──────── STORED ROWS

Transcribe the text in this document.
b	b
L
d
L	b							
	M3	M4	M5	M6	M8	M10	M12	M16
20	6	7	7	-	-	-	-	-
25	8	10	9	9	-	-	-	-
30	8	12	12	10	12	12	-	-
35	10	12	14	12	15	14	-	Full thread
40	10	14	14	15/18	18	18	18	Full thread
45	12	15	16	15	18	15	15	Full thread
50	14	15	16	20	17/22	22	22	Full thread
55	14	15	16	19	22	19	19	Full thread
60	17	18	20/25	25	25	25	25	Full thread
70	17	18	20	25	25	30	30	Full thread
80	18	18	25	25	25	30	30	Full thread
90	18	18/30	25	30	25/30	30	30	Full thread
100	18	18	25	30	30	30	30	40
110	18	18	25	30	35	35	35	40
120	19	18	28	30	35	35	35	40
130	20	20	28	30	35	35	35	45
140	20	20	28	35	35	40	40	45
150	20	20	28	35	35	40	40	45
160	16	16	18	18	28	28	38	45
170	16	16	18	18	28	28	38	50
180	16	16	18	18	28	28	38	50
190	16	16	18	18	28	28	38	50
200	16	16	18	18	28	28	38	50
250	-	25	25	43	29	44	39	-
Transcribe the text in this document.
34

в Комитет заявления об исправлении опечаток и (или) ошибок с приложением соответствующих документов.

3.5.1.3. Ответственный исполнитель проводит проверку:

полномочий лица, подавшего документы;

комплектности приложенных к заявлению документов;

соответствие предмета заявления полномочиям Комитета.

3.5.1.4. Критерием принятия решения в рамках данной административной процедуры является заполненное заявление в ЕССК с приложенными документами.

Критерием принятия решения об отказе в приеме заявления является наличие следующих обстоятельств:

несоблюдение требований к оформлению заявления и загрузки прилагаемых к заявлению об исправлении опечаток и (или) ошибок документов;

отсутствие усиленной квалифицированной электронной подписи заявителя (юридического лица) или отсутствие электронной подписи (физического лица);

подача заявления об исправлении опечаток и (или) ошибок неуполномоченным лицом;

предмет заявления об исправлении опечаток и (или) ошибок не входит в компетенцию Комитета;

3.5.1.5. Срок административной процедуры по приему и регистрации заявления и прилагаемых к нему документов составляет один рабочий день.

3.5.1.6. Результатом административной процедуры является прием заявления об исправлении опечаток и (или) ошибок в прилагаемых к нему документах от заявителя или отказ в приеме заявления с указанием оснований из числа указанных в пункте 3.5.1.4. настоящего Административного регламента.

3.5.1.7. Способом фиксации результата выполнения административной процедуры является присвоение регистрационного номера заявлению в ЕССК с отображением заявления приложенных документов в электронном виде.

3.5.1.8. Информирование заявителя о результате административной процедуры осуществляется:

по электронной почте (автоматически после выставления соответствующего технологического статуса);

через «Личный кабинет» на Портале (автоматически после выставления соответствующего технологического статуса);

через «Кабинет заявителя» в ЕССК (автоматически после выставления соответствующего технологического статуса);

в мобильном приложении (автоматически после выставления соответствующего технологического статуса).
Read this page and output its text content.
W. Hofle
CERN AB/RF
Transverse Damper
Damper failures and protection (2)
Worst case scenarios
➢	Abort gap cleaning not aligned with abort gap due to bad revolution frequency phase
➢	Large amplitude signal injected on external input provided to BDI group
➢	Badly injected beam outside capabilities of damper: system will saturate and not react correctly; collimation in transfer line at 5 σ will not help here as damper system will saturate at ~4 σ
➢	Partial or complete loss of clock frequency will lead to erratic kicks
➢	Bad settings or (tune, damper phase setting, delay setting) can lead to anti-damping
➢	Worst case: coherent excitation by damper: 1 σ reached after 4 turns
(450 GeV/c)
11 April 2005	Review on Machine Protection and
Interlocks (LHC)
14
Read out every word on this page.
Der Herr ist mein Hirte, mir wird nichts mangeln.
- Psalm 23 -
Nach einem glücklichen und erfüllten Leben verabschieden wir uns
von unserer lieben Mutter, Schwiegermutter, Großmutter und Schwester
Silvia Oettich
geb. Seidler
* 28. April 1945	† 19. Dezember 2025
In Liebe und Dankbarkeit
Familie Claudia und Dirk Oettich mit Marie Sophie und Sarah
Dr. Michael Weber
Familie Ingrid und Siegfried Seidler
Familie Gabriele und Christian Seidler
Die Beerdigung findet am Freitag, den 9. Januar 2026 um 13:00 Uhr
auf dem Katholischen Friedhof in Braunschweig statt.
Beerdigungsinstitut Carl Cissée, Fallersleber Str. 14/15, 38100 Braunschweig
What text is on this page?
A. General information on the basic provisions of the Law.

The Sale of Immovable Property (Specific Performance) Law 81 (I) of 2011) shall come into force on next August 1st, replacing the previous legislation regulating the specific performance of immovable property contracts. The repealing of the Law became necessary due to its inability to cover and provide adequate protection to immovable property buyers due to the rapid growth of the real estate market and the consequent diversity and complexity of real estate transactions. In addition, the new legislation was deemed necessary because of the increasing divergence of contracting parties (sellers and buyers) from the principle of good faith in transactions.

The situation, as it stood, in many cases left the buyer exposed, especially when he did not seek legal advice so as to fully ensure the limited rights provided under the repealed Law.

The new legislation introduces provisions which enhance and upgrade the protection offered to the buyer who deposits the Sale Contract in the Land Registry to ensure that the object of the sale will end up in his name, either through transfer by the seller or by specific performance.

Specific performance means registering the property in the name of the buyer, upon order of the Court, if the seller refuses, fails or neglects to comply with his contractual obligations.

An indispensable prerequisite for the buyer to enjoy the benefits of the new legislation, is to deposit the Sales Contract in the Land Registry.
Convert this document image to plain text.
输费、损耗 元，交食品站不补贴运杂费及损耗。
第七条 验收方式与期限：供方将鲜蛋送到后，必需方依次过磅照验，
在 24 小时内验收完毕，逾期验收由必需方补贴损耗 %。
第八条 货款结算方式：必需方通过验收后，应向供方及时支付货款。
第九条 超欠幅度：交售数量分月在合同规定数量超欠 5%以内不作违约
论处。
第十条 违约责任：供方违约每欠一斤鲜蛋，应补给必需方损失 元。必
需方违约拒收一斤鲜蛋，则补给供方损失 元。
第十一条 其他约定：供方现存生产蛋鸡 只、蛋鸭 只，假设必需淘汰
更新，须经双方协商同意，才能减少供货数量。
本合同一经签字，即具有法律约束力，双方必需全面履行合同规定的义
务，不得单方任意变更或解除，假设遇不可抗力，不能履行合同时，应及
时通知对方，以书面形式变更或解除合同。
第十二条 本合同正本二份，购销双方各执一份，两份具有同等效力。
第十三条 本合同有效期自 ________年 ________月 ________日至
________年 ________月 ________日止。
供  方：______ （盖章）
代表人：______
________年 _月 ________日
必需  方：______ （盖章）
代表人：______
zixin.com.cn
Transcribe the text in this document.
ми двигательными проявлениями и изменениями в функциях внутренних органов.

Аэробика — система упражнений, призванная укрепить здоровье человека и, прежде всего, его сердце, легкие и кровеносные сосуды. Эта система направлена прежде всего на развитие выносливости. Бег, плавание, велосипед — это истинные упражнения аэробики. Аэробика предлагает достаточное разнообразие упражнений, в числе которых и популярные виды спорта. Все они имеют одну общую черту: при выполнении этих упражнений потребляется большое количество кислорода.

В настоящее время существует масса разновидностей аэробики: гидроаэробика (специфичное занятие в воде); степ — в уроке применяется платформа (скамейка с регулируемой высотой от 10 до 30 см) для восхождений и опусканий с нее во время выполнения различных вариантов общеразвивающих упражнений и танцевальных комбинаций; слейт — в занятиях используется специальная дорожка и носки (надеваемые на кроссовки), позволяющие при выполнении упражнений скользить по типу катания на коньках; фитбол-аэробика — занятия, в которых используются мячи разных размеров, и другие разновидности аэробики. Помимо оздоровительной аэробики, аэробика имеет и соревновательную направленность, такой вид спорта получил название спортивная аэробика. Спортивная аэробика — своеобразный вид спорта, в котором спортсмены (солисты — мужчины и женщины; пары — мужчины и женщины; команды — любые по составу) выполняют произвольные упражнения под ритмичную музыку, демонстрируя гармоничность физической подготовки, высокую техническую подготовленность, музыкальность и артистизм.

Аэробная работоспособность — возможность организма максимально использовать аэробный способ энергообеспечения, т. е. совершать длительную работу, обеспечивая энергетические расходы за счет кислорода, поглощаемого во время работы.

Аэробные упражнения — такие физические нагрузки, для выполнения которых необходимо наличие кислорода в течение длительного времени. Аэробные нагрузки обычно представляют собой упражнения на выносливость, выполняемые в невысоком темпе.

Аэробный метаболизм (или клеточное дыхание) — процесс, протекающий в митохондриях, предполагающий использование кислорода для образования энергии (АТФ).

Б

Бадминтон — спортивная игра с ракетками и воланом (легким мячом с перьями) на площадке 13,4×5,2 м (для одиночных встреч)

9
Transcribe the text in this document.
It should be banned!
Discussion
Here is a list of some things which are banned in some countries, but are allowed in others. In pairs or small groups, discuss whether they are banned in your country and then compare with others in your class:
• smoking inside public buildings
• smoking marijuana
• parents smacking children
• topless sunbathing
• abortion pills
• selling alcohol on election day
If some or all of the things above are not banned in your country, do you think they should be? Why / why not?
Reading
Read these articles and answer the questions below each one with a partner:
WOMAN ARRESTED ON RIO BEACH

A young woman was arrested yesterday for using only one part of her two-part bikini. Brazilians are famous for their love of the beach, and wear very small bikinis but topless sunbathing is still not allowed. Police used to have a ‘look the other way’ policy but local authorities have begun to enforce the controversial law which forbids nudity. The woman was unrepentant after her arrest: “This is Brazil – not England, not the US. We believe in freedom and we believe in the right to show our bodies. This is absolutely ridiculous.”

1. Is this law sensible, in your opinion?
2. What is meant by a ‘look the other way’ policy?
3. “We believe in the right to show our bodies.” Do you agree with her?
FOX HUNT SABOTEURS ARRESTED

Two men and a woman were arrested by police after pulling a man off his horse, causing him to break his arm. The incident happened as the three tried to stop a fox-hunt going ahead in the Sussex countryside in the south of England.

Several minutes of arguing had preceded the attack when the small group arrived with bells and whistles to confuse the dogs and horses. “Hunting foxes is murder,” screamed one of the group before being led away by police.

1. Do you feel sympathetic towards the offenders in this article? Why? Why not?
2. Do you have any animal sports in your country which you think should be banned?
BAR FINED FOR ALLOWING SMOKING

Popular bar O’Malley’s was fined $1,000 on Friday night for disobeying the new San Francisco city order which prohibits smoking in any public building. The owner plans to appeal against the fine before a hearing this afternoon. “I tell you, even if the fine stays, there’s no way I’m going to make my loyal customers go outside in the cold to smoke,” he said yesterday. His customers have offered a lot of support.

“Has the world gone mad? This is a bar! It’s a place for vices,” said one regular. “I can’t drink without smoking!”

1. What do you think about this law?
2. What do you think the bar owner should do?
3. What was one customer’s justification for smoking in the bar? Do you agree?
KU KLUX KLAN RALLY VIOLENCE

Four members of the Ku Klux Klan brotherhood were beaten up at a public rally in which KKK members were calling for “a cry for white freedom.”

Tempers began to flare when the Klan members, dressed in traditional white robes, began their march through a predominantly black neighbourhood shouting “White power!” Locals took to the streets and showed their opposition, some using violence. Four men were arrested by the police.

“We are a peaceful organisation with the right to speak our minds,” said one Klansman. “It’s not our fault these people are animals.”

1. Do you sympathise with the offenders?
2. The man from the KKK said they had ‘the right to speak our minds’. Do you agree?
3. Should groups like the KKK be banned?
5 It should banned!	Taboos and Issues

────────────────

# DIRECTIONS FOR THIS TASK:
In the records above, find each line that holds the word "соответствующего"; copy all such lines.

# PROBLEM SOLUTION:
по электронной почте (автоматически после выставления соответствующего технологического статуса);
через «Личный кабинет» на Портале (автоматически после выставления соответствующего технологического статуса);
через «Кабинет заявителя» в ЕССК (автоматически после выставления соответствующего технологического статуса);
в мобильном приложении (автоматически после выставления соответствующего технологического статуса).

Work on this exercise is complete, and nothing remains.